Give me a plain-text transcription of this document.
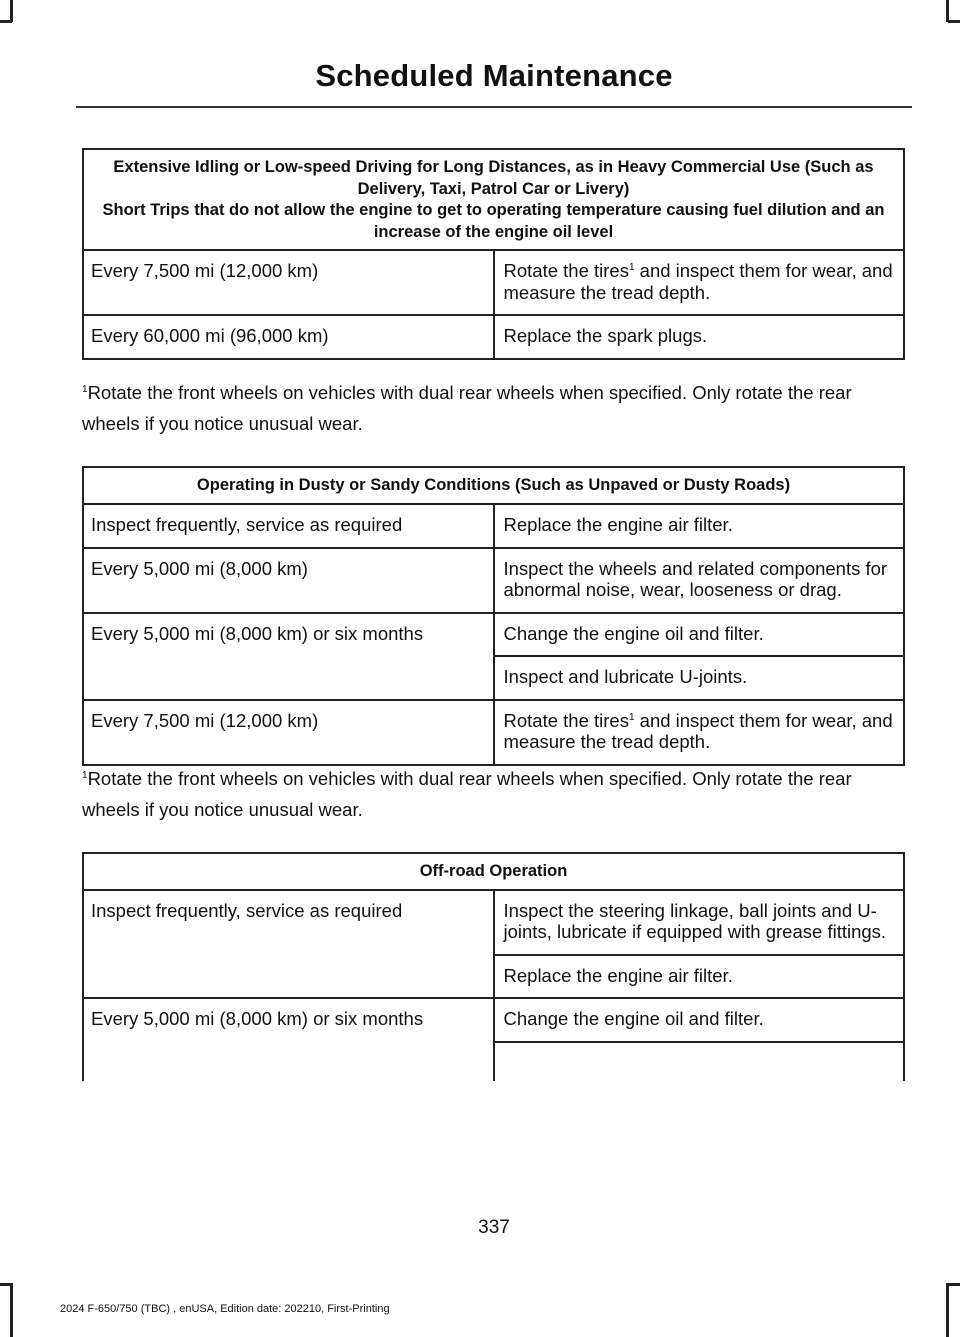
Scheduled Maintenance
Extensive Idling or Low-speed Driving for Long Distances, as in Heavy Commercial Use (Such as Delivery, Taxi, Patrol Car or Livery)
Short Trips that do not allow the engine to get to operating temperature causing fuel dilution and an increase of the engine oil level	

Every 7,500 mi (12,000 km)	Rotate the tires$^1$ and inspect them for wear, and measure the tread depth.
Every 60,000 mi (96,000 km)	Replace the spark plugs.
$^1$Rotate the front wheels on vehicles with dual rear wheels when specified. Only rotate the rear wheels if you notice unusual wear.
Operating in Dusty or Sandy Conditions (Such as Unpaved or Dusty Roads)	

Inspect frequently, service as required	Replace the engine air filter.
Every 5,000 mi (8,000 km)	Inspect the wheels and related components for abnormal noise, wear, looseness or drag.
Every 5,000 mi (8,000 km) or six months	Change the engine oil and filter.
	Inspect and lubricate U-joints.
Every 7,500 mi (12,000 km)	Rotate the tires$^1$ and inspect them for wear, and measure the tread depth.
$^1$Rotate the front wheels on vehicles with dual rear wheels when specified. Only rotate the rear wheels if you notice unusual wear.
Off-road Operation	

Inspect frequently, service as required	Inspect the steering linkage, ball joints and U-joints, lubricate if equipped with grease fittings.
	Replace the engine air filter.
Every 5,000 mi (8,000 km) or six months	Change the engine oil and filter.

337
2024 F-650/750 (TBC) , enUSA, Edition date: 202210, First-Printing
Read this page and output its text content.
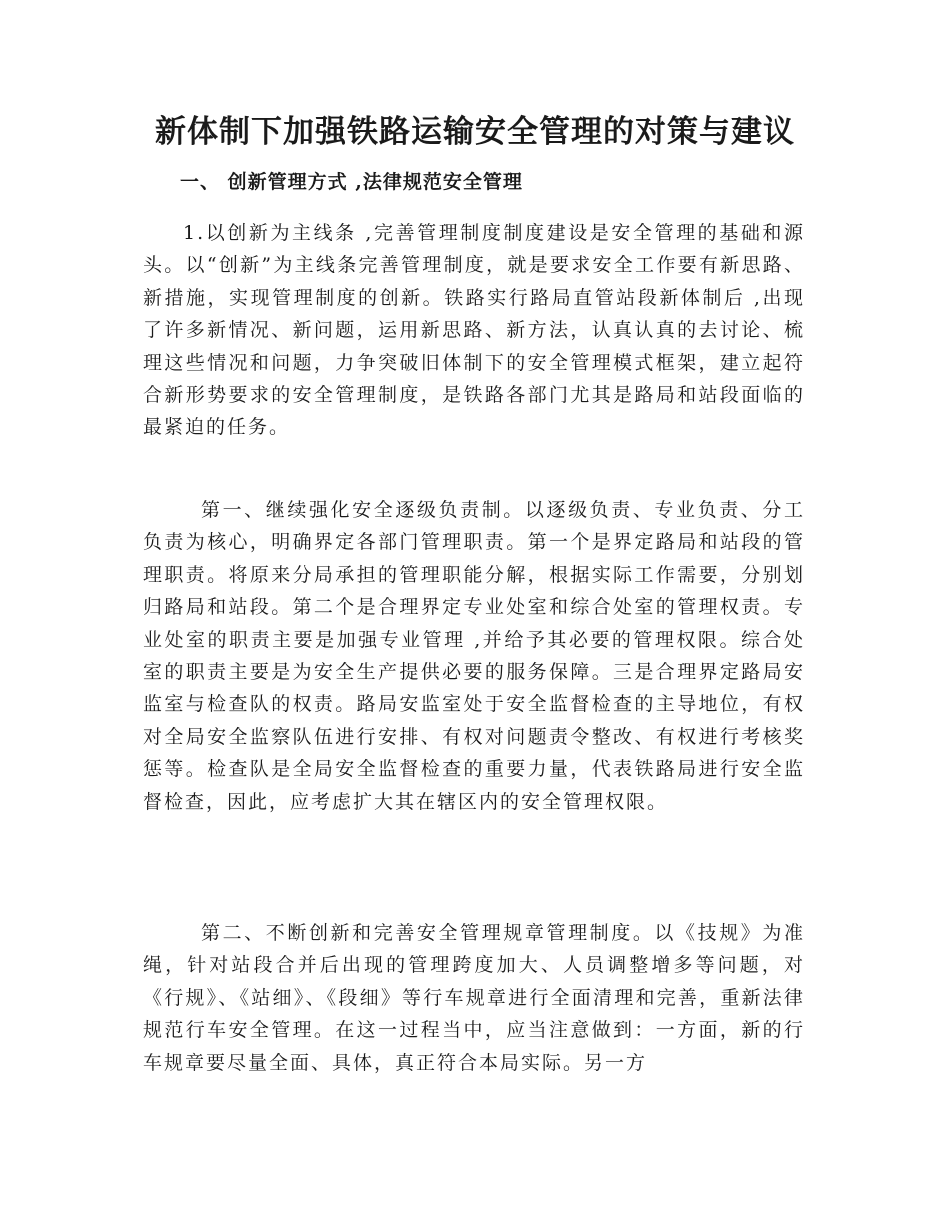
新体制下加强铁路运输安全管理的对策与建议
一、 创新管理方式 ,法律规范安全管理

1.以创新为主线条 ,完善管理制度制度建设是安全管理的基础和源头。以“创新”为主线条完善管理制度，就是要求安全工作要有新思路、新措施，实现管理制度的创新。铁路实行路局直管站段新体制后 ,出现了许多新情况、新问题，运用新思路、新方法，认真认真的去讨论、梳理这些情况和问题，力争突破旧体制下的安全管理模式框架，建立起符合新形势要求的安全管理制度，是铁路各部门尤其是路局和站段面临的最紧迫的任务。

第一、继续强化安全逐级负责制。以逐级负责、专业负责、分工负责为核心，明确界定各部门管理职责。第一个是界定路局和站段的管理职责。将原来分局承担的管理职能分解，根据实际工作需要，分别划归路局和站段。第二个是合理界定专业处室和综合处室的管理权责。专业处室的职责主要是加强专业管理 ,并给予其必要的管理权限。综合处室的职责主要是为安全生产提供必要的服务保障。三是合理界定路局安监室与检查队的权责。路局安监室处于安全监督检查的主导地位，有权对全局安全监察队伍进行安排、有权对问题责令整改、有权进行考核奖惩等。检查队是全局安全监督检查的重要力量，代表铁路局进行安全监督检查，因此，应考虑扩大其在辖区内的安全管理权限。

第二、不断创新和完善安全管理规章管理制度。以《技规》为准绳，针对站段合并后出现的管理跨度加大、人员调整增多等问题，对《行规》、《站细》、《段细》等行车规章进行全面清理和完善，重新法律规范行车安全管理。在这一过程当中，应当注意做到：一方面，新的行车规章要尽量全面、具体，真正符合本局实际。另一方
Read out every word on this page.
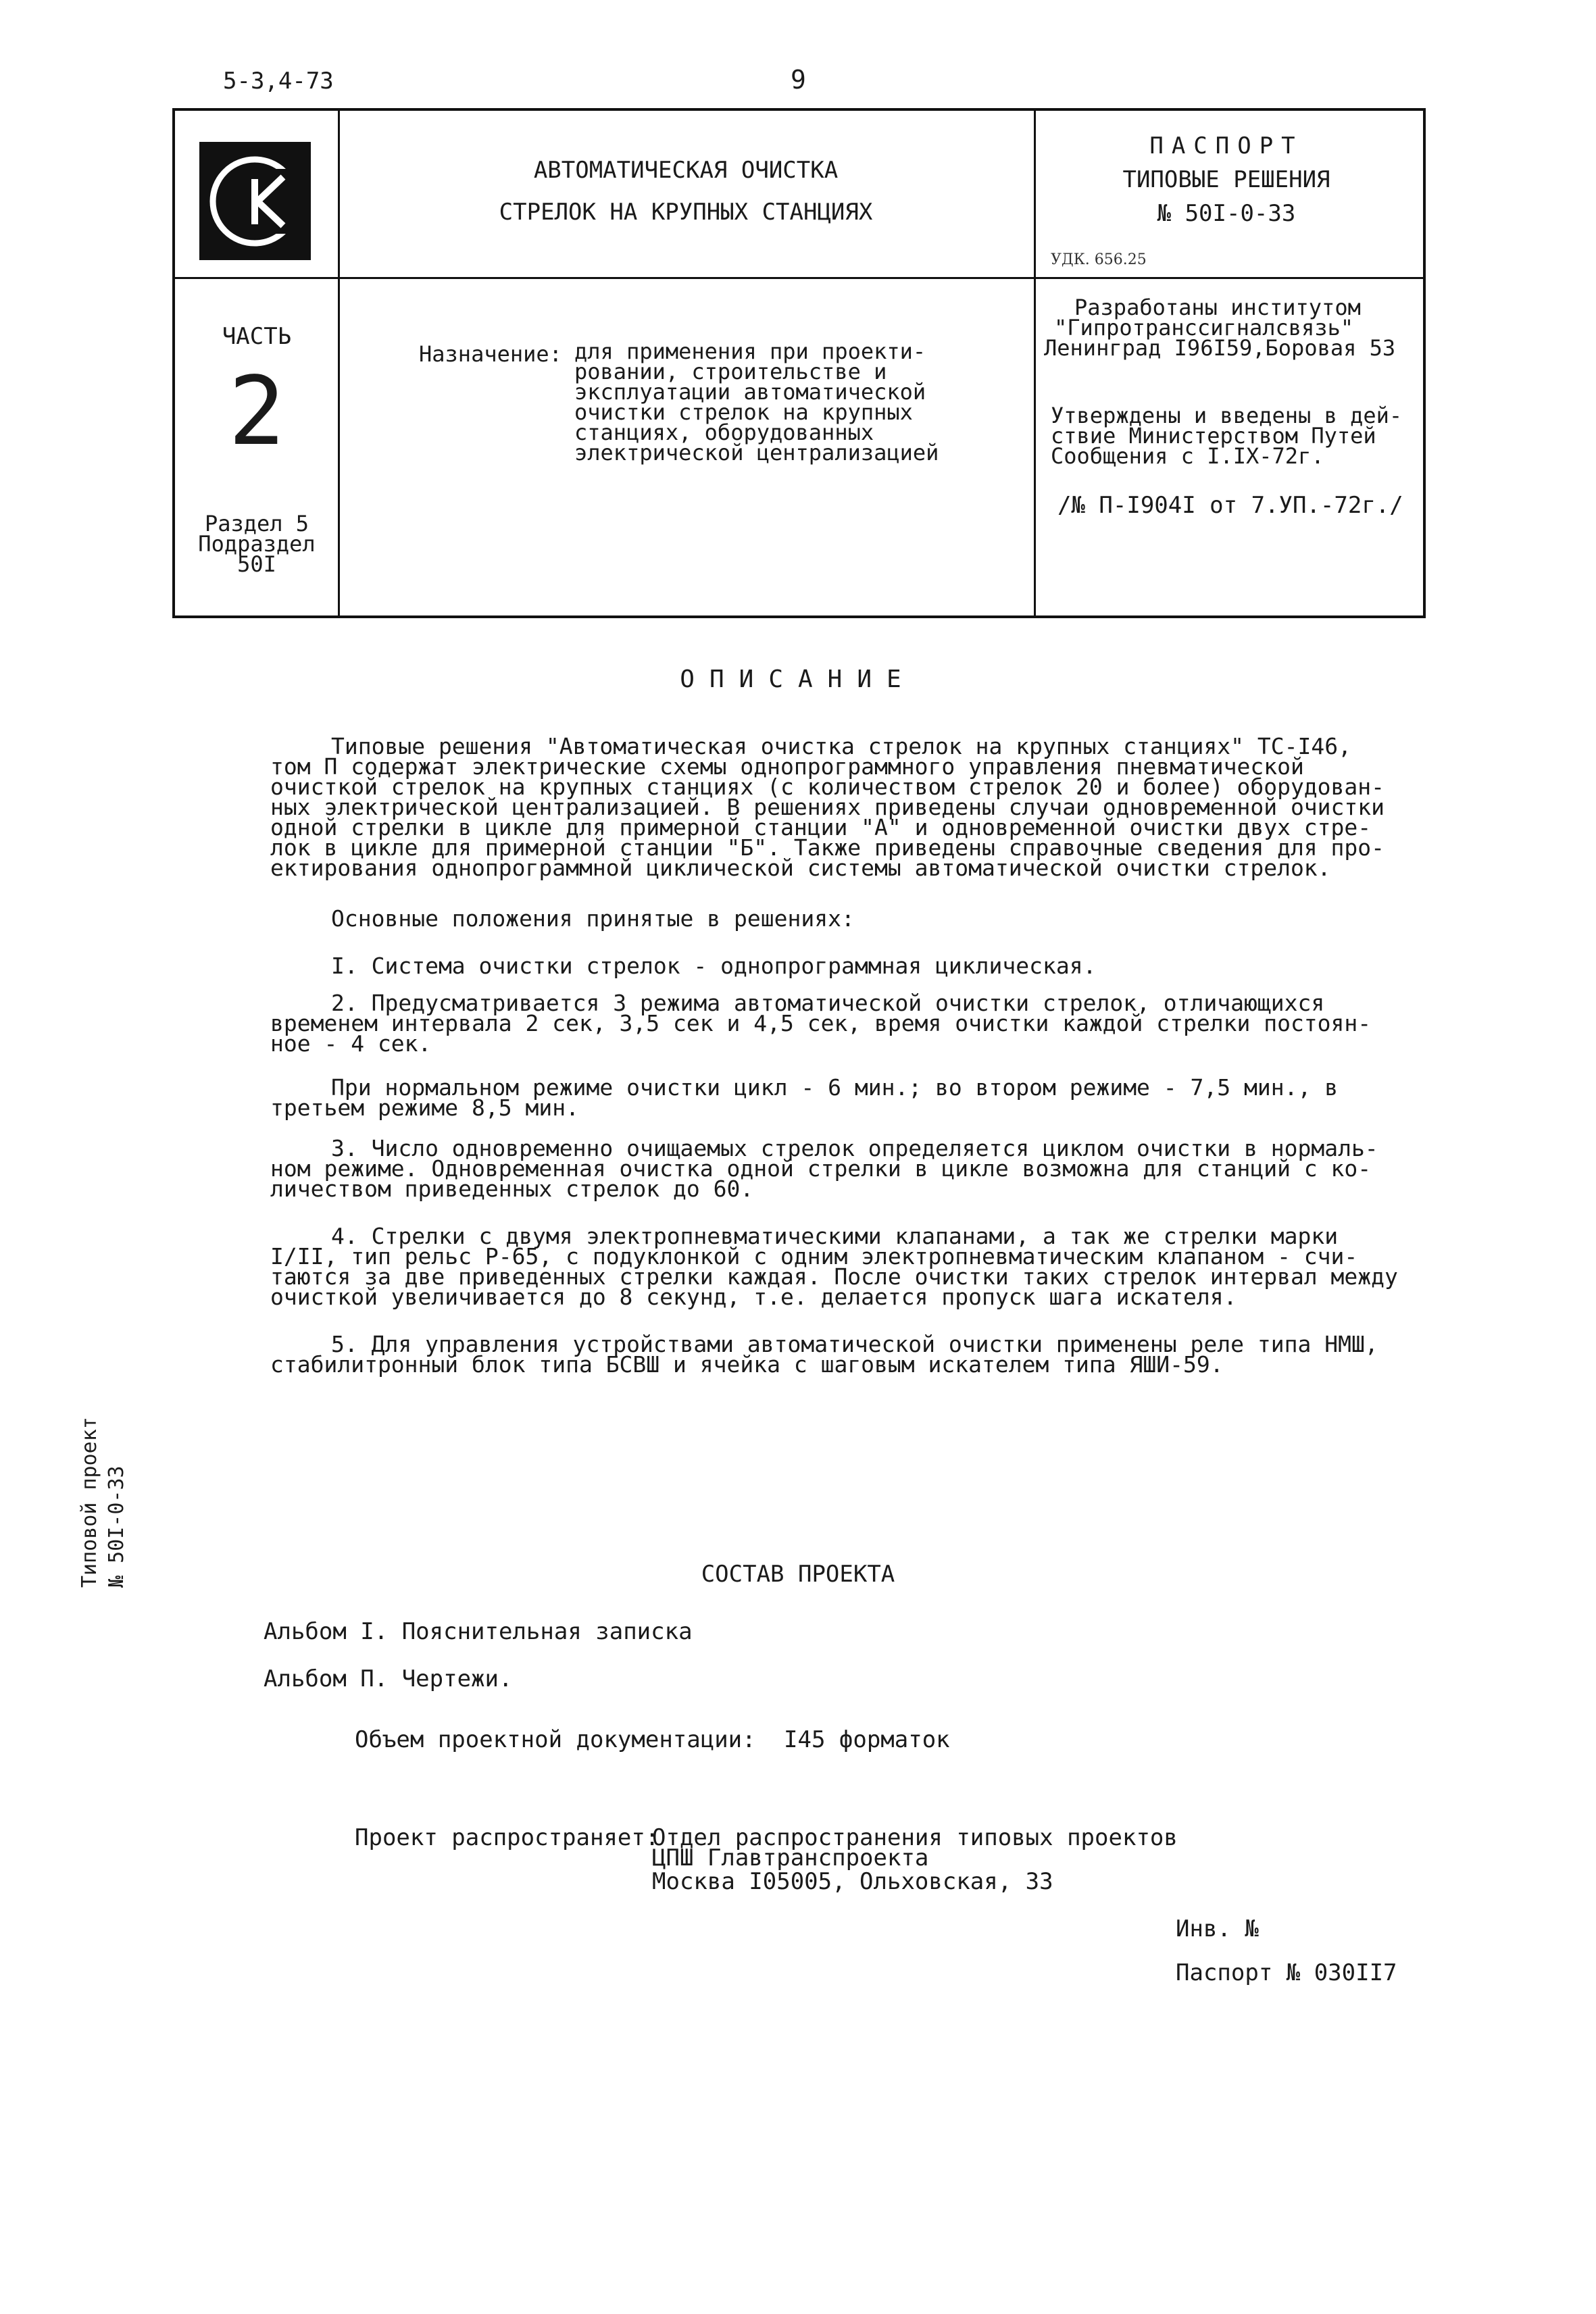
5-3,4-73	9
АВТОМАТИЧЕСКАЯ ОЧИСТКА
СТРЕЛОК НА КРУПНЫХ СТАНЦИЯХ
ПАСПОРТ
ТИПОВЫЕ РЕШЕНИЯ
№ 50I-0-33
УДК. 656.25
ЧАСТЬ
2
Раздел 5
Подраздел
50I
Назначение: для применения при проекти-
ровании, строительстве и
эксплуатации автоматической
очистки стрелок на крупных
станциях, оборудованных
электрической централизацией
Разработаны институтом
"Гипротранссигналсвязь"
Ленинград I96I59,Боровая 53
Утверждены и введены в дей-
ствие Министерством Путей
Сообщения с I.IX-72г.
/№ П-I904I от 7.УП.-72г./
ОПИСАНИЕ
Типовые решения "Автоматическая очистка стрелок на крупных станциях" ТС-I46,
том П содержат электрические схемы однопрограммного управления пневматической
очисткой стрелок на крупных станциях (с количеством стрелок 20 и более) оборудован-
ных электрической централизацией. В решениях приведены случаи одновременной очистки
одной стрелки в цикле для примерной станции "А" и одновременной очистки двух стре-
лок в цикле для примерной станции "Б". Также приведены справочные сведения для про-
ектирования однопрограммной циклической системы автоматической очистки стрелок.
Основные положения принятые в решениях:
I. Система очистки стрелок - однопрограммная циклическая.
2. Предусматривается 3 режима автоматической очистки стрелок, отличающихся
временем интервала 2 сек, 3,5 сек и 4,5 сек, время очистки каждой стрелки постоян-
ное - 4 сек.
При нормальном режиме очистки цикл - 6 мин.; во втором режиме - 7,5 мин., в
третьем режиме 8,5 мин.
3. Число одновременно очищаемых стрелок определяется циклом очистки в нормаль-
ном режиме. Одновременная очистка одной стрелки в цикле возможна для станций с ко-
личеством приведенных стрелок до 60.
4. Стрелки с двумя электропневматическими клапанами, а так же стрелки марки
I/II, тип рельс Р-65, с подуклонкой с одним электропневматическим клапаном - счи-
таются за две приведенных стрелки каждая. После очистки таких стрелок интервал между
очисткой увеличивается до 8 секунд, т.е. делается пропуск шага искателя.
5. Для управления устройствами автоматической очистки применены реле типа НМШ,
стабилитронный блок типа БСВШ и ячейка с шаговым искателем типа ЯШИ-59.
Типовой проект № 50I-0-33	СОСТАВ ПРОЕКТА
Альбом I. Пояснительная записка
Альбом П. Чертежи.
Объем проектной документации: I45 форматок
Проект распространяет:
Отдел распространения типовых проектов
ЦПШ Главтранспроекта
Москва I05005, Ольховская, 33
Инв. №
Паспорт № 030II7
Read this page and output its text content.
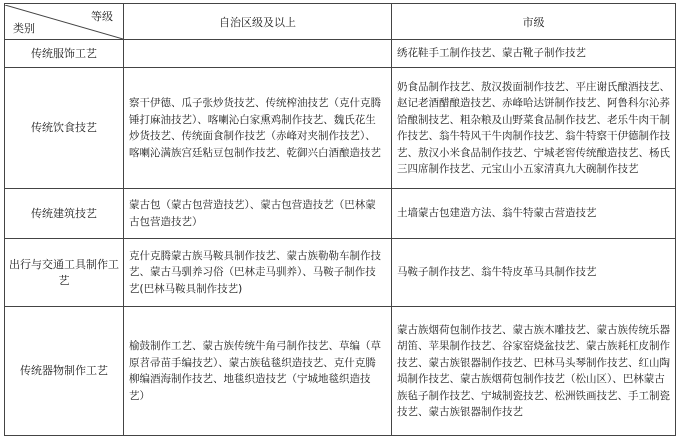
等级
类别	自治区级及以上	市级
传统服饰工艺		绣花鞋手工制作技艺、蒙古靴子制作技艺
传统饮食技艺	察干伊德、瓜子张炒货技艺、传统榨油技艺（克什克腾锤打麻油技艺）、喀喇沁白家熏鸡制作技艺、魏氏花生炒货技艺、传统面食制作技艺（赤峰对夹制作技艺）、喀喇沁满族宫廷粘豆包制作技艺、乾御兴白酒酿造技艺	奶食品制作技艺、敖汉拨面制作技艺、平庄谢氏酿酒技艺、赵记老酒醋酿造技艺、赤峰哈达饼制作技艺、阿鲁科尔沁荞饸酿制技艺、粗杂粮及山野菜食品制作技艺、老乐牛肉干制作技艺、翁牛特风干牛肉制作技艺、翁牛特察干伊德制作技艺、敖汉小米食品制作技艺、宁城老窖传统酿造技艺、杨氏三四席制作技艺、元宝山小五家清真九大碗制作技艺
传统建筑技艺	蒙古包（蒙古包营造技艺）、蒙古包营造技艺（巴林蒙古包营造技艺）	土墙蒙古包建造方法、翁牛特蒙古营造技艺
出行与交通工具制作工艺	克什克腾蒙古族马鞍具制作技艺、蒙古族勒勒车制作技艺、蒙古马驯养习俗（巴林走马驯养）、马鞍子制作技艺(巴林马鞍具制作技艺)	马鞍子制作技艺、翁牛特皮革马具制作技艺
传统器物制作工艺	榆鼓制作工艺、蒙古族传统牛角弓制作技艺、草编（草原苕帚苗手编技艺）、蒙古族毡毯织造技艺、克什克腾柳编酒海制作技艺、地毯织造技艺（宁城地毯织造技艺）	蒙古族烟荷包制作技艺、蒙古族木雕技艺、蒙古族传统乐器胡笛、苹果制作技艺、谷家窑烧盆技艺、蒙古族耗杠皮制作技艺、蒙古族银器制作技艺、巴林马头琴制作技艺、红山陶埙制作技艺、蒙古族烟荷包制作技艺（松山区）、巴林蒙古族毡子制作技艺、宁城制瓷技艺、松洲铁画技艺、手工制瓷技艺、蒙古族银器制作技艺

========================

Output nothing but the number of lines in the data containing the string "автоматической".

**Written solution**
4